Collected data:
____________

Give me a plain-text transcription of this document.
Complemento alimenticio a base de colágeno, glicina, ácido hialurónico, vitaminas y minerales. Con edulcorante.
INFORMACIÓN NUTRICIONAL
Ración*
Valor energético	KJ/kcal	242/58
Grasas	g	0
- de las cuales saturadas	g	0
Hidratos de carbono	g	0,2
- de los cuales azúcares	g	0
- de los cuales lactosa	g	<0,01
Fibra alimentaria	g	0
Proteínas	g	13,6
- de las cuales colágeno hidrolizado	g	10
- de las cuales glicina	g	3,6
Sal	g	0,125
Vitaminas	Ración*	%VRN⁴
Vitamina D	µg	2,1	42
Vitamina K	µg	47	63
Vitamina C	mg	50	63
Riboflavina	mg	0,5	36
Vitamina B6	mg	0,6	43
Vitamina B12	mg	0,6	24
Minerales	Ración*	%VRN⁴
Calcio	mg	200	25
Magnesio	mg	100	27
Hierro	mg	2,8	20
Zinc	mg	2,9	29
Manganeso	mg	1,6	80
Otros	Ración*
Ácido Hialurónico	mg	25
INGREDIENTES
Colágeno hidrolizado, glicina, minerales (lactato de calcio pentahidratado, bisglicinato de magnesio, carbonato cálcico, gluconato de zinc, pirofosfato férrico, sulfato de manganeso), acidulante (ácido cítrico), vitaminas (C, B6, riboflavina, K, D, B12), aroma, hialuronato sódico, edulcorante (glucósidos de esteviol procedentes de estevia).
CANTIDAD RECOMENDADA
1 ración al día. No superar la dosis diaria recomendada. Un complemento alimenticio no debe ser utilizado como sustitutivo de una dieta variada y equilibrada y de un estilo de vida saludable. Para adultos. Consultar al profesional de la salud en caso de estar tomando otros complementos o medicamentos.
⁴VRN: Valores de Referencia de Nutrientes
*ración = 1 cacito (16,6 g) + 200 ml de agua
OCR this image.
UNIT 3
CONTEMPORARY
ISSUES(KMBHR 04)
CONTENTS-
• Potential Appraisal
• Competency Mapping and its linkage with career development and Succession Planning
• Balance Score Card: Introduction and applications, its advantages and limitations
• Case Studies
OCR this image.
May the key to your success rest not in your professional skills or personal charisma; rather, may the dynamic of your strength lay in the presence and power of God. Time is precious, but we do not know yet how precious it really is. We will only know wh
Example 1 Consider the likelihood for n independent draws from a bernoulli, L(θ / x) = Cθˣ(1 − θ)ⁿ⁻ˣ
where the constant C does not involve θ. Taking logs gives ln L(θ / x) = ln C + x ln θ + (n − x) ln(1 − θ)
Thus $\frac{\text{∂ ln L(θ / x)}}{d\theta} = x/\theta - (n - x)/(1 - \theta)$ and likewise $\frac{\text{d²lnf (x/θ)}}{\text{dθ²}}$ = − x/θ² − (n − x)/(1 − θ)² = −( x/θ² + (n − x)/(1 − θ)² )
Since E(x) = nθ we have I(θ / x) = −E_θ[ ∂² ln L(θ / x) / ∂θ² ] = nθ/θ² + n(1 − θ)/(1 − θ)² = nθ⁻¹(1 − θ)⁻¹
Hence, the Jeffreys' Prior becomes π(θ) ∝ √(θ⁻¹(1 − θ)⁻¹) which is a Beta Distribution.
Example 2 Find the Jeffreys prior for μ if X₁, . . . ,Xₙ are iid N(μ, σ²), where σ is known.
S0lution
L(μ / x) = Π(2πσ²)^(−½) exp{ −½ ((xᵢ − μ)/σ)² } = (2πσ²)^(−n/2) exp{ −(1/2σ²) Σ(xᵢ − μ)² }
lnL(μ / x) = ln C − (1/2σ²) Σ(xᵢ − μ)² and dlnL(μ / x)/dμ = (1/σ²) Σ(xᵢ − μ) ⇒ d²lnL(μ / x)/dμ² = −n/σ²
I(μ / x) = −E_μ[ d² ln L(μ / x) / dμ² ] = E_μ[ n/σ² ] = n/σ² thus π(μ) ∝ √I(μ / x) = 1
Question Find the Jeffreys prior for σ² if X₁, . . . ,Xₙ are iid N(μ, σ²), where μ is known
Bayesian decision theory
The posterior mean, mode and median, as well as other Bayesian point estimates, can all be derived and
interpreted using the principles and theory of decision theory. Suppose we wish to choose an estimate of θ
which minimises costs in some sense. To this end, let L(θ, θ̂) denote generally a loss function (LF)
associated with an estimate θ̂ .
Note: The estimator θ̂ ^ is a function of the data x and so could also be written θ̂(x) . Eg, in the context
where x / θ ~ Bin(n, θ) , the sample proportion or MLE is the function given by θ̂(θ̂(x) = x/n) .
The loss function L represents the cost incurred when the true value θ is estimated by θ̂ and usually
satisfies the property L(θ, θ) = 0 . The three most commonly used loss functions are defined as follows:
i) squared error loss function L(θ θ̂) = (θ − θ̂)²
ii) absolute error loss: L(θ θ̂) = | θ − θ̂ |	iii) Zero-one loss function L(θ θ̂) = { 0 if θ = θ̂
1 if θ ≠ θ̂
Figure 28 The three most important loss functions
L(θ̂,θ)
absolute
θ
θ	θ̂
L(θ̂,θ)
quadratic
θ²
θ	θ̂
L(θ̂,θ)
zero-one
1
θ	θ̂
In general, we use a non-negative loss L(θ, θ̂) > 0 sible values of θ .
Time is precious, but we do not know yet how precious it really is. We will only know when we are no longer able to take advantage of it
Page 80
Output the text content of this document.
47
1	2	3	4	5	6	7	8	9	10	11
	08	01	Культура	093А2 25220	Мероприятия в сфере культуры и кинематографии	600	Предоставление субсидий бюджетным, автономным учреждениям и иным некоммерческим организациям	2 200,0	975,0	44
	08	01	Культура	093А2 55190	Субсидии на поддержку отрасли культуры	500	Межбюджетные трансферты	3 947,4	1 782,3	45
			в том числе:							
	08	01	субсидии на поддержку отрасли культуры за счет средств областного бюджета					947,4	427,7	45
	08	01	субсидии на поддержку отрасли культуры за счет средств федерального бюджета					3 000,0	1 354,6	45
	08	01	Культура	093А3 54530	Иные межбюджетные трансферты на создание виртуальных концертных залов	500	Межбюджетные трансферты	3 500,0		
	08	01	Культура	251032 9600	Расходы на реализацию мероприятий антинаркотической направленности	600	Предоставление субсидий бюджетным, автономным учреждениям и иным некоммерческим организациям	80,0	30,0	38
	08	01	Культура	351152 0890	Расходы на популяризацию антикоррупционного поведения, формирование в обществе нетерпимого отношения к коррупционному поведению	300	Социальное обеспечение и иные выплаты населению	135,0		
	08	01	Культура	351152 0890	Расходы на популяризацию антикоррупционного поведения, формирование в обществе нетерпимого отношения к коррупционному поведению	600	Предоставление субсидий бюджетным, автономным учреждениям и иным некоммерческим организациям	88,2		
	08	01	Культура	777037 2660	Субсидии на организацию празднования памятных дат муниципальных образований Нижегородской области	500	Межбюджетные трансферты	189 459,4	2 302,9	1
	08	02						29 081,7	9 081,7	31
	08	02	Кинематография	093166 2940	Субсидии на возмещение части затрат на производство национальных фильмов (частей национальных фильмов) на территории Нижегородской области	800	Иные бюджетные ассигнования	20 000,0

____________

## [WRITTEN PROBLEM]
From the listing above, copy every line that includes the word "absolute".

## [THE REPLY]
ii) absolute error loss: L(θ θ̂) = | θ − θ̂ |	iii) Zero-one loss function L(θ θ̂) = { 0 if θ = θ̂
absolute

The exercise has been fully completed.